▶ **GOAL**
Copy the records that follow exactly as written, but not their pictures.

(Items from a figure collection)

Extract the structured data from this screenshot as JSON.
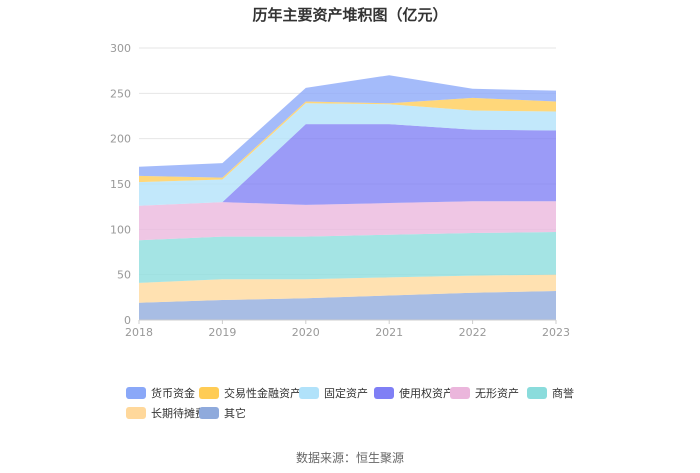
{
  "chart_data": {
    "type": "area",
    "stacked": true,
    "title": "历年主要资产堆积图（亿元）",
    "x": [
      "2018",
      "2019",
      "2020",
      "2021",
      "2022",
      "2023"
    ],
    "ylim": [
      0,
      300
    ],
    "yticks": [
      0,
      50,
      100,
      150,
      200,
      250,
      300
    ],
    "grid": true,
    "legend_position": "bottom",
    "series": [
      {
        "name": "其它",
        "color": "#8faadc",
        "values": [
          19,
          22,
          24,
          27,
          30,
          32
        ]
      },
      {
        "name": "长期待摊费用",
        "color": "#ffd89b",
        "values": [
          22,
          23,
          21,
          20,
          19,
          18
        ]
      },
      {
        "name": "商誉",
        "color": "#8adcdc",
        "values": [
          47,
          47,
          47,
          47,
          47,
          47
        ]
      },
      {
        "name": "无形资产",
        "color": "#ebb6dc",
        "values": [
          38,
          38,
          35,
          35,
          35,
          34
        ]
      },
      {
        "name": "使用权资产",
        "color": "#7f7ff5",
        "values": [
          0,
          0,
          89,
          87,
          79,
          78
        ]
      },
      {
        "name": "固定资产",
        "color": "#b1e2fa",
        "values": [
          26,
          25,
          23,
          22,
          21,
          21
        ]
      },
      {
        "name": "交易性金融资产",
        "color": "#ffcc55",
        "values": [
          7,
          2,
          2,
          1,
          14,
          11
        ]
      },
      {
        "name": "货币资金",
        "color": "#8aa8f8",
        "values": [
          10,
          16,
          15,
          31,
          10,
          12
        ]
      }
    ]
  },
  "legend_order": [
    "货币资金",
    "交易性金融资产",
    "固定资产",
    "使用权资产",
    "无形资产",
    "商誉",
    "长期待摊费用",
    "其它"
  ],
  "source": "数据来源：恒生聚源"
}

▶ **IN RESPONSE**
Extract the structured data from this screenshot as JSON.
{
  "chart_data": {
    "type": "area",
    "stacked": true,
    "title": "历年主要资产堆积图（亿元）",
    "x": [
      "2018",
      "2019",
      "2020",
      "2021",
      "2022",
      "2023"
    ],
    "ylim": [
      0,
      300
    ],
    "yticks": [
      0,
      50,
      100,
      150,
      200,
      250,
      300
    ],
    "grid": true,
    "legend_position": "bottom",
    "series": [
      {
        "name": "其它",
        "color": "#8faadc",
        "values": [
          19,
          22,
          24,
          27,
          30,
          32
        ]
      },
      {
        "name": "长期待摊费用",
        "color": "#ffd89b",
        "values": [
          22,
          23,
          21,
          20,
          19,
          18
        ]
      },
      {
        "name": "商誉",
        "color": "#8adcdc",
        "values": [
          47,
          47,
          47,
          47,
          47,
          47
        ]
      },
      {
        "name": "无形资产",
        "color": "#ebb6dc",
        "values": [
          38,
          38,
          35,
          35,
          35,
          34
        ]
      },
      {
        "name": "使用权资产",
        "color": "#7f7ff5",
        "values": [
          0,
          0,
          89,
          87,
          79,
          78
        ]
      },
      {
        "name": "固定资产",
        "color": "#b1e2fa",
        "values": [
          26,
          25,
          23,
          22,
          21,
          21
        ]
      },
      {
        "name": "交易性金融资产",
        "color": "#ffcc55",
        "values": [
          7,
          2,
          2,
          1,
          14,
          11
        ]
      },
      {
        "name": "货币资金",
        "color": "#8aa8f8",
        "values": [
          10,
          16,
          15,
          31,
          10,
          12
        ]
      }
    ]
  },
  "legend_order": [
    "货币资金",
    "交易性金融资产",
    "固定资产",
    "使用权资产",
    "无形资产",
    "商誉",
    "长期待摊费用",
    "其它"
  ],
  "source": "数据来源：恒生聚源"
}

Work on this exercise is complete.